**Stated task**
From the records below, pull out each line containing the string "Précision" and copy those lines as they appear.

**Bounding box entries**
---+---

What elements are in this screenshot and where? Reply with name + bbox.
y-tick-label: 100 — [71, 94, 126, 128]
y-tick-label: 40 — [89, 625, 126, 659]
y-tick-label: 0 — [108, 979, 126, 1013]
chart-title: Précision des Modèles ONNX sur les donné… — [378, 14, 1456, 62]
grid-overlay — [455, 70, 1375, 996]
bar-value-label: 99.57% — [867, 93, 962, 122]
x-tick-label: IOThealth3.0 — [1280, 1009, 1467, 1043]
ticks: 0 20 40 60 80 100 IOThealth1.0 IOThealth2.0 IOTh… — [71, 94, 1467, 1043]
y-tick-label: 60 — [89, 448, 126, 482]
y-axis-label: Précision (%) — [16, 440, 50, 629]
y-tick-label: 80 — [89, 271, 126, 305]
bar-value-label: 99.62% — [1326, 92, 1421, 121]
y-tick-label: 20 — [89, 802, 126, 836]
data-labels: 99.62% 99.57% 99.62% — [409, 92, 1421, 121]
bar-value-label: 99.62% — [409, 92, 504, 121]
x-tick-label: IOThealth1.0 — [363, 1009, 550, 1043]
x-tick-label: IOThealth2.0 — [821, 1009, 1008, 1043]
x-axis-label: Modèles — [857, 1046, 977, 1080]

---+---

**Exercise response**
chart-title: Précision des Modèles ONNX sur les donné… — [378, 14, 1456, 62]
y-axis-label: Précision (%) — [16, 440, 50, 629]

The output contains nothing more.